▶ Task brief: Go through the material below and copy all lines with "British".

▶ Source data:

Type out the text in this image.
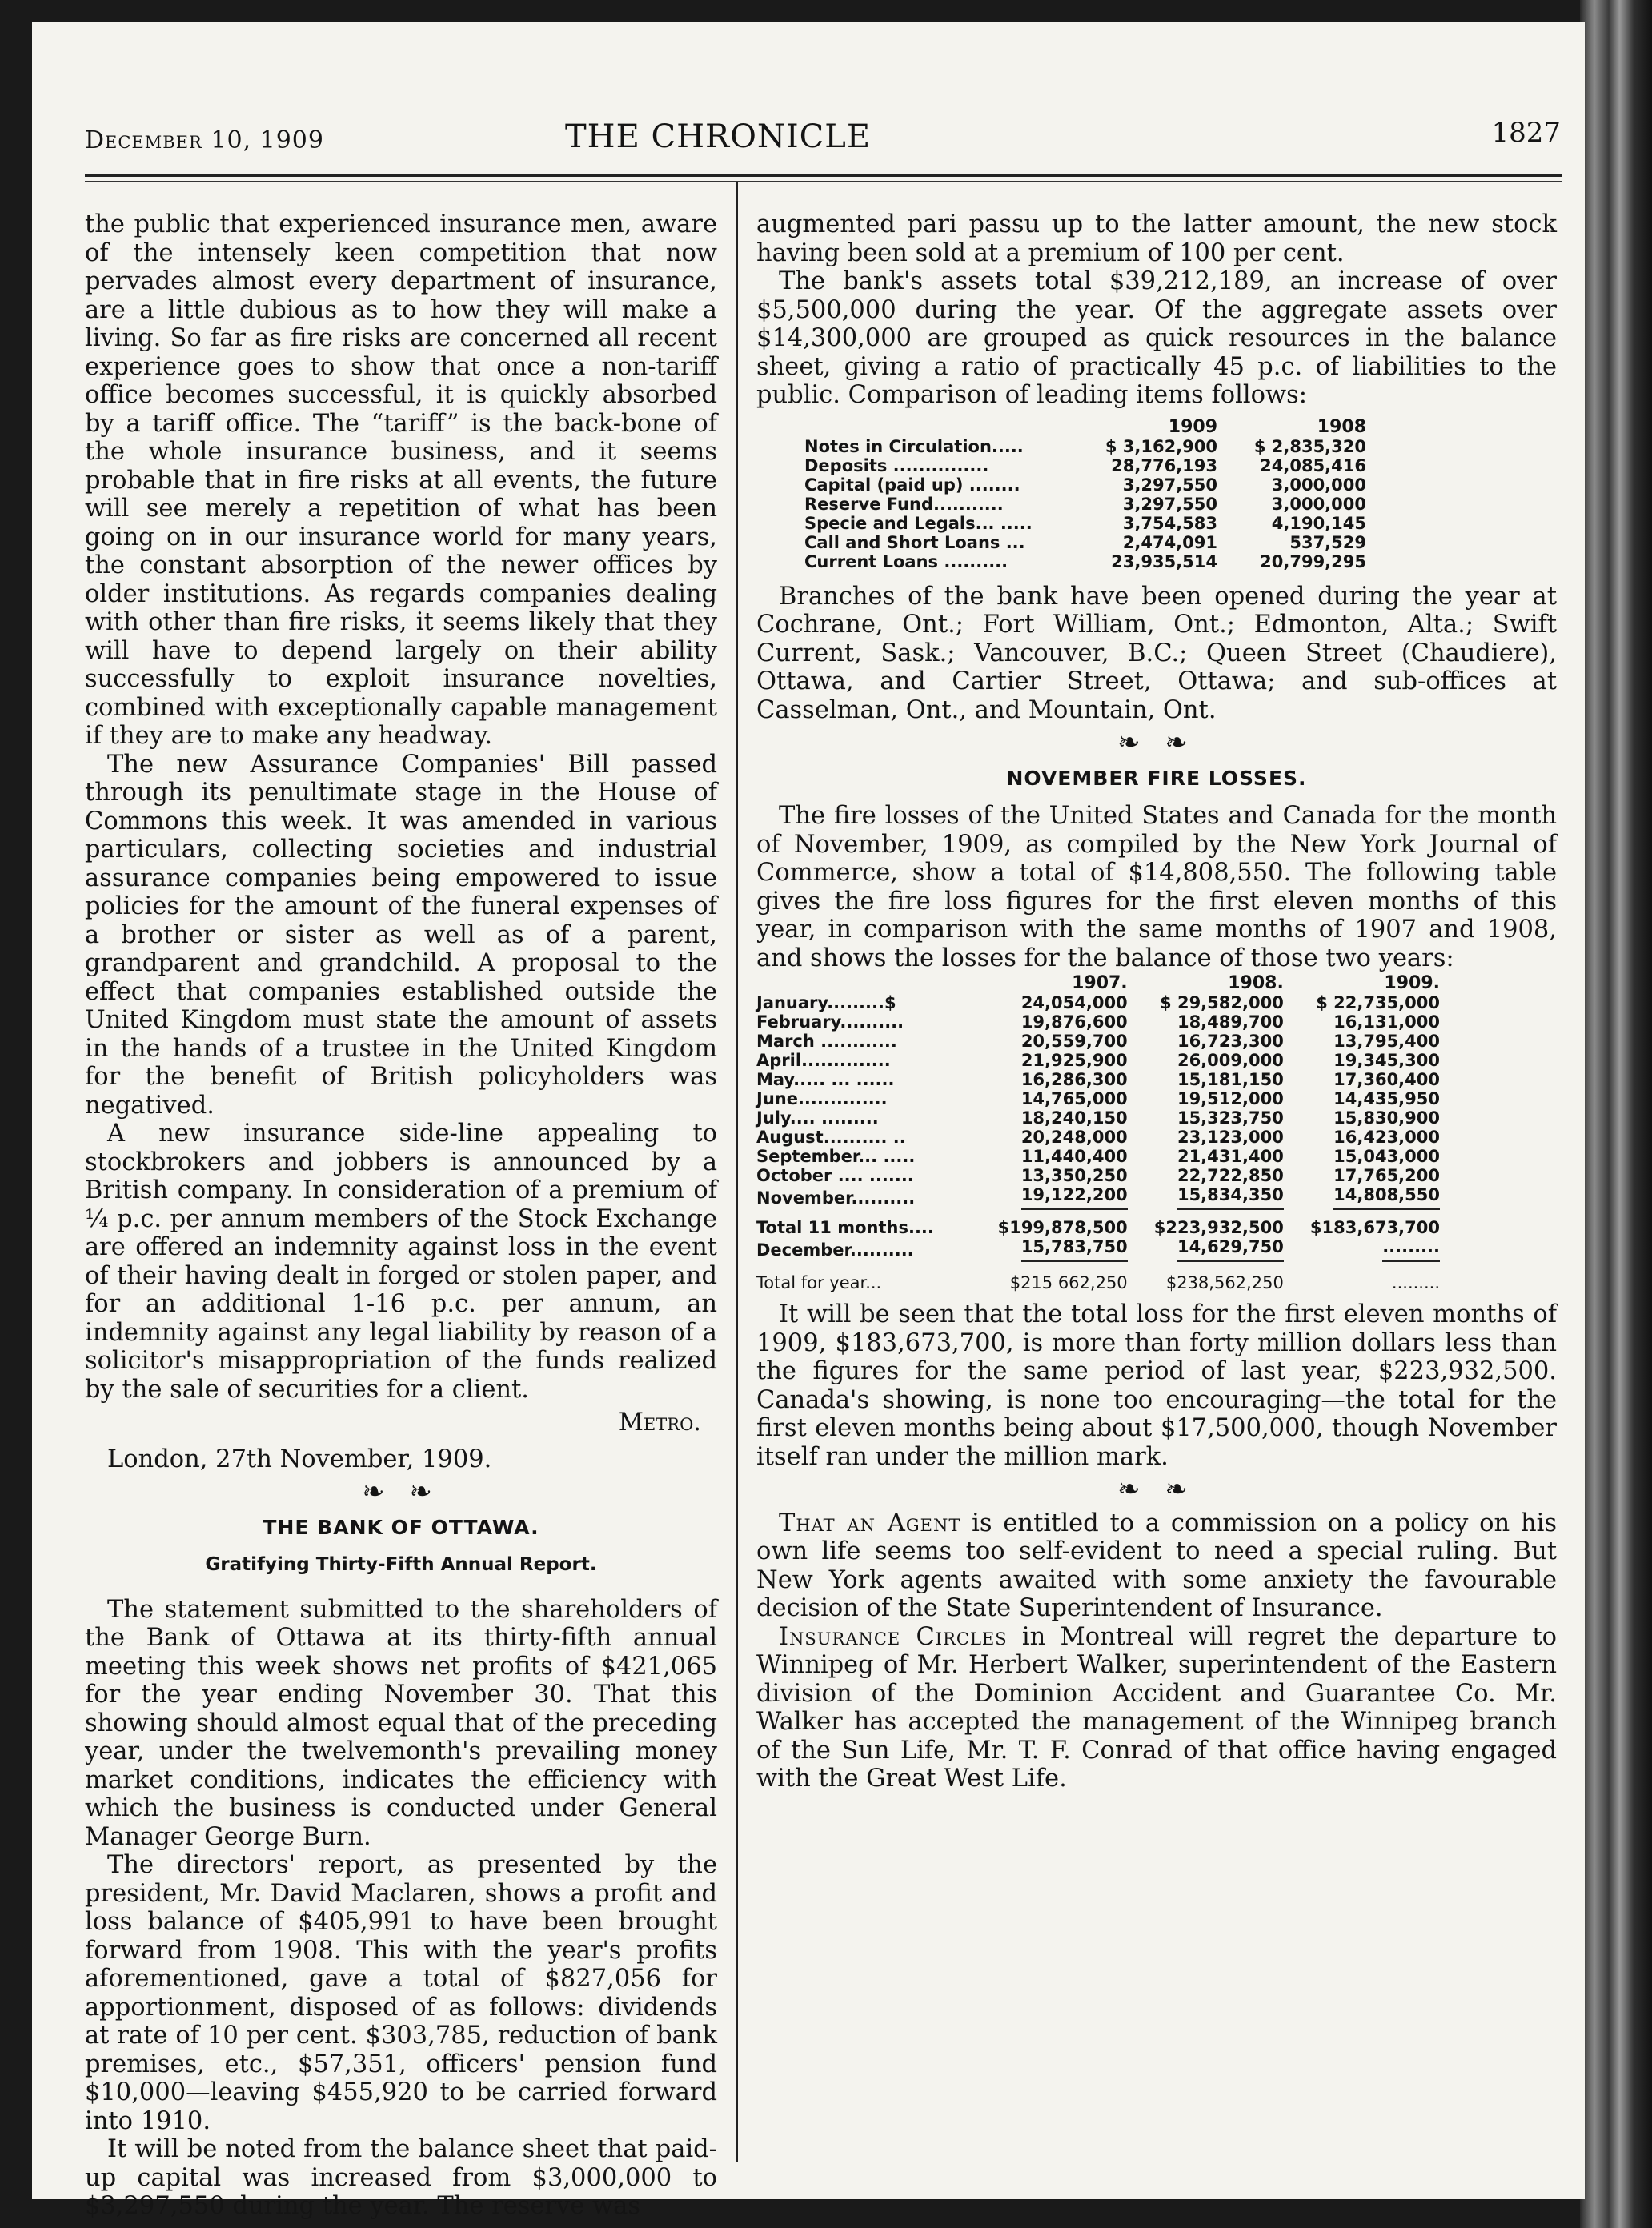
December 10, 1909	THE CHRONICLE	1827

the public that experienced insurance men, aware of the intensely keen competition that now pervades almost every department of insurance, are a little dubious as to how they will make a living. So far as fire risks are concerned all recent experience goes to show that once a non-tariff office becomes successful, it is quickly absorbed by a tariff office. The “tariff” is the back-bone of the whole insurance business, and it seems probable that in fire risks at all events, the future will see merely a repetition of what has been going on in our insurance world for many years, the constant absorption of the newer offices by older institutions. As regards companies dealing with other than fire risks, it seems likely that they will have to depend largely on their ability successfully to exploit insurance novelties, combined with exceptionally capable management if they are to make any headway.

The new Assurance Companies' Bill passed through its penultimate stage in the House of Commons this week. It was amended in various particulars, collecting societies and industrial assurance companies being empowered to issue policies for the amount of the funeral expenses of a brother or sister as well as of a parent, grandparent and grandchild. A proposal to the effect that companies established outside the United Kingdom must state the amount of assets in the hands of a trustee in the United Kingdom for the benefit of British policyholders was negatived.

A new insurance side-line appealing to stockbrokers and jobbers is announced by a British company. In consideration of a premium of ¼ p.c. per annum members of the Stock Exchange are offered an indemnity against loss in the event of their having dealt in forged or stolen paper, and for an additional 1-16 p.c. per annum, an indemnity against any legal liability by reason of a solicitor's misappropriation of the funds realized by the sale of securities for a client.

Metro.

London, 27th November, 1909.

❧ ❧
THE BANK OF OTTAWA.
Gratifying Thirty-Fifth Annual Report.

The statement submitted to the shareholders of the Bank of Ottawa at its thirty-fifth annual meeting this week shows net profits of $421,065 for the year ending November 30. That this showing should almost equal that of the preceding year, under the twelvemonth's prevailing money market conditions, indicates the efficiency with which the business is conducted under General Manager George Burn.

The directors' report, as presented by the president, Mr. David Maclaren, shows a profit and loss balance of $405,991 to have been brought forward from 1908. This with the year's profits aforementioned, gave a total of $827,056 for apportionment, disposed of as follows: dividends at rate of 10 per cent. $303,785, reduction of bank premises, etc., $57,351, officers' pension fund $10,000—leaving $455,920 to be carried forward into 1910.

It will be noted from the balance sheet that paid-up capital was increased from $3,000,000 to $3,297,550 during the year. The reserve was

augmented pari passu up to the latter amount, the new stock having been sold at a premium of 100 per cent.

The bank's assets total $39,212,189, an increase of over $5,500,000 during the year. Of the aggregate assets over $14,300,000 are grouped as quick resources in the balance sheet, giving a ratio of practically 45 p.c. of liabilities to the public. Comparison of leading items follows:

	1909	1908
Notes in Circulation.....	$ 3,162,900	$ 2,835,320
Deposits ...............	28,776,193	24,085,416
Capital (paid up) ........	3,297,550	3,000,000
Reserve Fund...........	3,297,550	3,000,000
Specie and Legals... .....	3,754,583	4,190,145
Call and Short Loans ...	2,474,091	537,529
Current Loans ..........	23,935,514	20,799,295

Branches of the bank have been opened during the year at Cochrane, Ont.; Fort William, Ont.; Edmonton, Alta.; Swift Current, Sask.; Vancouver, B.C.; Queen Street (Chaudiere), Ottawa, and Cartier Street, Ottawa; and sub-offices at Casselman, Ont., and Mountain, Ont.

❧ ❧
NOVEMBER FIRE LOSSES.

The fire losses of the United States and Canada for the month of November, 1909, as compiled by the New York Journal of Commerce, show a total of $14,808,550. The following table gives the fire loss figures for the first eleven months of this year, in comparison with the same months of 1907 and 1908, and shows the losses for the balance of those two years:

	1907.	1908.	1909.
January.........$	24,054,000	$ 29,582,000	$ 22,735,000
February..........	19,876,600	18,489,700	16,131,000
March ............	20,559,700	16,723,300	13,795,400
April..............	21,925,900	26,009,000	19,345,300
May..... ... ......	16,286,300	15,181,150	17,360,400
June..............	14,765,000	19,512,000	14,435,950
July.... .........	18,240,150	15,323,750	15,830,900
August.......... ..	20,248,000	23,123,000	16,423,000
September... .....	11,440,400	21,431,400	15,043,000
October .... .......	13,350,250	22,722,850	17,765,200
November..........	19,122,200	15,834,350	14,808,550
Total 11 months....	$199,878,500	$223,932,500	$183,673,700
December..........	15,783,750	14,629,750	.........
Total for year...	$215 662,250	$238,562,250	.........

It will be seen that the total loss for the first eleven months of 1909, $183,673,700, is more than forty million dollars less than the figures for the same period of last year, $223,932,500. Canada's showing, is none too encouraging—the total for the first eleven months being about $17,500,000, though November itself ran under the million mark.

❧ ❧

That an Agent is entitled to a commission on a policy on his own life seems too self-evident to need a special ruling. But New York agents awaited with some anxiety the favourable decision of the State Superintendent of Insurance.

Insurance Circles in Montreal will regret the departure to Winnipeg of Mr. Herbert Walker, superintendent of the Eastern division of the Dominion Accident and Guarantee Co. Mr. Walker has accepted the management of the Winnipeg branch of the Sun Life, Mr. T. F. Conrad of that office having engaged with the Great West Life.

▶ Solution to the problem:
The new Assurance Companies' Bill passed through its penultimate stage in the House of Commons this week. It was amended in various particulars, collecting societies and industrial assurance companies being empowered to issue policies for the amount of the funeral expenses of a brother or sister as well as of a parent, grandparent and grandchild. A proposal to the effect that companies established outside the United Kingdom must state the amount of assets in the hands of a trustee in the United Kingdom for the benefit of British policyholders was negatived.
A new insurance side-line appealing to stockbrokers and jobbers is announced by a British company. In consideration of a premium of ¼ p.c. per annum members of the Stock Exchange are offered an indemnity against loss in the event of their having dealt in forged or stolen paper, and for an additional 1-16 p.c. per annum, an indemnity against any legal liability by reason of a solicitor's misappropriation of the funds realized by the sale of securities for a client.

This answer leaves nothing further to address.